Data lines.

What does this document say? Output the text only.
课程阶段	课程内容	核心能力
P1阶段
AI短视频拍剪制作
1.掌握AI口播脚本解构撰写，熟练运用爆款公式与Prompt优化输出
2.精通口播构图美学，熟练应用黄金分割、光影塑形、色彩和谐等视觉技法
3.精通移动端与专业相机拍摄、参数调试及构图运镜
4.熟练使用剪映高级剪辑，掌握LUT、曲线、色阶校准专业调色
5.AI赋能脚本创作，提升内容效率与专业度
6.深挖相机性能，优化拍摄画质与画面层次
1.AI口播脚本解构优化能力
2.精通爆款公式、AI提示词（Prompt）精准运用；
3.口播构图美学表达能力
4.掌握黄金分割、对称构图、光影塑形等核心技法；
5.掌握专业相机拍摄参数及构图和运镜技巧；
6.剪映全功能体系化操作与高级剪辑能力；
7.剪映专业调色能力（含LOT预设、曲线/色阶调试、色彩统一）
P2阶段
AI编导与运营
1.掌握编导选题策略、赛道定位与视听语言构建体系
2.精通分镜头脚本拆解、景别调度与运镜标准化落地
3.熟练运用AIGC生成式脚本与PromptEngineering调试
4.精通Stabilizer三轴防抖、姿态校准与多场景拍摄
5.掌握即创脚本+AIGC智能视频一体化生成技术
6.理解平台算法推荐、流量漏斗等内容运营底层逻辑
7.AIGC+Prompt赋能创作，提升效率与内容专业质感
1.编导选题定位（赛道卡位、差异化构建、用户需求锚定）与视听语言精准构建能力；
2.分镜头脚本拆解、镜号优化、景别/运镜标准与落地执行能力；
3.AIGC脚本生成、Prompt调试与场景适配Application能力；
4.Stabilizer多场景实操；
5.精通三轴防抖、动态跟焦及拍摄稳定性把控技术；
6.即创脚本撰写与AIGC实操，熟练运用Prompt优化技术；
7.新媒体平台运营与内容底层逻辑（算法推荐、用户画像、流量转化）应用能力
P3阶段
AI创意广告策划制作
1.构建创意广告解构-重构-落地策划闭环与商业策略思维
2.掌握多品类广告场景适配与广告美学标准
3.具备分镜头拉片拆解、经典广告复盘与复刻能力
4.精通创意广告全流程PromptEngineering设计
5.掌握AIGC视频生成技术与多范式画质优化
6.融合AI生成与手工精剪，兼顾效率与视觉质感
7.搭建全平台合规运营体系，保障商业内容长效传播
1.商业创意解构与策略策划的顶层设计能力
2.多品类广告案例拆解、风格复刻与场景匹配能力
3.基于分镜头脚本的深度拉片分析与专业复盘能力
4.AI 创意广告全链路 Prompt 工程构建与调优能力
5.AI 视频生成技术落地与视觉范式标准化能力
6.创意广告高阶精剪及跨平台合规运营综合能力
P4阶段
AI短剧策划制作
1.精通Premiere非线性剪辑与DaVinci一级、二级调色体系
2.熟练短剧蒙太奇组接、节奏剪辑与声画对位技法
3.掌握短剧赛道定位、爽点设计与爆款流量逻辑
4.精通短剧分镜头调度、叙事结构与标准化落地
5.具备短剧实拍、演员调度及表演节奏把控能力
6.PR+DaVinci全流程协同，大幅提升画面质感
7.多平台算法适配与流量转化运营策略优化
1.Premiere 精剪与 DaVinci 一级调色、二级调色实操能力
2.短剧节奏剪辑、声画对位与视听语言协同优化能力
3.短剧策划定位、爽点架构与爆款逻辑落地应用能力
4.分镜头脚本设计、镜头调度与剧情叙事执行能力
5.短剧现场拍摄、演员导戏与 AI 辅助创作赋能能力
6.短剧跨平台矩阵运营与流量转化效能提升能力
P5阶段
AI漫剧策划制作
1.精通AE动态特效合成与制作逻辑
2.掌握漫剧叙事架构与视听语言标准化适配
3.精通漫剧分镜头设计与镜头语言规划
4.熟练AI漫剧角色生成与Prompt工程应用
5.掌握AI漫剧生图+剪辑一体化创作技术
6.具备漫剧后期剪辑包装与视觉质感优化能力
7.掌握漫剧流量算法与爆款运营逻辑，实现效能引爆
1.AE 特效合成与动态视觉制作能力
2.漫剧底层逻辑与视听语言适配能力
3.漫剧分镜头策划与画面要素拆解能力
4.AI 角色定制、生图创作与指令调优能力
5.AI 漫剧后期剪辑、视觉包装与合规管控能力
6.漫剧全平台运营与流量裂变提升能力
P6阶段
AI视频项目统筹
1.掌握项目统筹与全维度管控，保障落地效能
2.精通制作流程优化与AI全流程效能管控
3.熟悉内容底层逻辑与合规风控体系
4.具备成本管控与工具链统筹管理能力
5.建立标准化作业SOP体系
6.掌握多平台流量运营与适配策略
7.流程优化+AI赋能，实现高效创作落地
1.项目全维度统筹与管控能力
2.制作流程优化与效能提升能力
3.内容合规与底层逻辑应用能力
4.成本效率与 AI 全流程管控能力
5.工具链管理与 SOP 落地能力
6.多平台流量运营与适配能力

Requirement.
Transcribe every entry word for word.

Response.
What does this document say? Output the text only.
课程阶段	课程内容	核心能力
P1阶段
AI短视频拍剪制作
1.掌握AI口播脚本解构撰写，熟练运用爆款公式与Prompt优化输出
2.精通口播构图美学，熟练应用黄金分割、光影塑形、色彩和谐等视觉技法
3.精通移动端与专业相机拍摄、参数调试及构图运镜
4.熟练使用剪映高级剪辑，掌握LUT、曲线、色阶校准专业调色
5.AI赋能脚本创作，提升内容效率与专业度
6.深挖相机性能，优化拍摄画质与画面层次
1.AI口播脚本解构优化能力
2.精通爆款公式、AI提示词（Prompt）精准运用；
3.口播构图美学表达能力
4.掌握黄金分割、对称构图、光影塑形等核心技法；
5.掌握专业相机拍摄参数及构图和运镜技巧；
6.剪映全功能体系化操作与高级剪辑能力；
7.剪映专业调色能力（含LOT预设、曲线/色阶调试、色彩统一）
P2阶段
AI编导与运营
1.掌握编导选题策略、赛道定位与视听语言构建体系
2.精通分镜头脚本拆解、景别调度与运镜标准化落地
3.熟练运用AIGC生成式脚本与PromptEngineering调试
4.精通Stabilizer三轴防抖、姿态校准与多场景拍摄
5.掌握即创脚本+AIGC智能视频一体化生成技术
6.理解平台算法推荐、流量漏斗等内容运营底层逻辑
7.AIGC+Prompt赋能创作，提升效率与内容专业质感
1.编导选题定位（赛道卡位、差异化构建、用户需求锚定）与视听语言精准构建能力；
2.分镜头脚本拆解、镜号优化、景别/运镜标准与落地执行能力；
3.AIGC脚本生成、Prompt调试与场景适配Application能力；
4.Stabilizer多场景实操；
5.精通三轴防抖、动态跟焦及拍摄稳定性把控技术；
6.即创脚本撰写与AIGC实操，熟练运用Prompt优化技术；
7.新媒体平台运营与内容底层逻辑（算法推荐、用户画像、流量转化）应用能力
P3阶段
AI创意广告策划制作
1.构建创意广告解构-重构-落地策划闭环与商业策略思维
2.掌握多品类广告场景适配与广告美学标准
3.具备分镜头拉片拆解、经典广告复盘与复刻能力
4.精通创意广告全流程PromptEngineering设计
5.掌握AIGC视频生成技术与多范式画质优化
6.融合AI生成与手工精剪，兼顾效率与视觉质感
7.搭建全平台合规运营体系，保障商业内容长效传播
1.商业创意解构与策略策划的顶层设计能力
2.多品类广告案例拆解、风格复刻与场景匹配能力
3.基于分镜头脚本的深度拉片分析与专业复盘能力
4.AI 创意广告全链路 Prompt 工程构建与调优能力
5.AI 视频生成技术落地与视觉范式标准化能力
6.创意广告高阶精剪及跨平台合规运营综合能力
P4阶段
AI短剧策划制作
1.精通Premiere非线性剪辑与DaVinci一级、二级调色体系
2.熟练短剧蒙太奇组接、节奏剪辑与声画对位技法
3.掌握短剧赛道定位、爽点设计与爆款流量逻辑
4.精通短剧分镜头调度、叙事结构与标准化落地
5.具备短剧实拍、演员调度及表演节奏把控能力
6.PR+DaVinci全流程协同，大幅提升画面质感
7.多平台算法适配与流量转化运营策略优化
1.Premiere 精剪与 DaVinci 一级调色、二级调色实操能力
2.短剧节奏剪辑、声画对位与视听语言协同优化能力
3.短剧策划定位、爽点架构与爆款逻辑落地应用能力
4.分镜头脚本设计、镜头调度与剧情叙事执行能力
5.短剧现场拍摄、演员导戏与 AI 辅助创作赋能能力
6.短剧跨平台矩阵运营与流量转化效能提升能力
P5阶段
AI漫剧策划制作
1.精通AE动态特效合成与制作逻辑
2.掌握漫剧叙事架构与视听语言标准化适配
3.精通漫剧分镜头设计与镜头语言规划
4.熟练AI漫剧角色生成与Prompt工程应用
5.掌握AI漫剧生图+剪辑一体化创作技术
6.具备漫剧后期剪辑包装与视觉质感优化能力
7.掌握漫剧流量算法与爆款运营逻辑，实现效能引爆
1.AE 特效合成与动态视觉制作能力
2.漫剧底层逻辑与视听语言适配能力
3.漫剧分镜头策划与画面要素拆解能力
4.AI 角色定制、生图创作与指令调优能力
5.AI 漫剧后期剪辑、视觉包装与合规管控能力
6.漫剧全平台运营与流量裂变提升能力
P6阶段
AI视频项目统筹
1.掌握项目统筹与全维度管控，保障落地效能
2.精通制作流程优化与AI全流程效能管控
3.熟悉内容底层逻辑与合规风控体系
4.具备成本管控与工具链统筹管理能力
5.建立标准化作业SOP体系
6.掌握多平台流量运营与适配策略
7.流程优化+AI赋能，实现高效创作落地
1.项目全维度统筹与管控能力
2.制作流程优化与效能提升能力
3.内容合规与底层逻辑应用能力
4.成本效率与 AI 全流程管控能力
5.工具链管理与 SOP 落地能力
6.多平台流量运营与适配能力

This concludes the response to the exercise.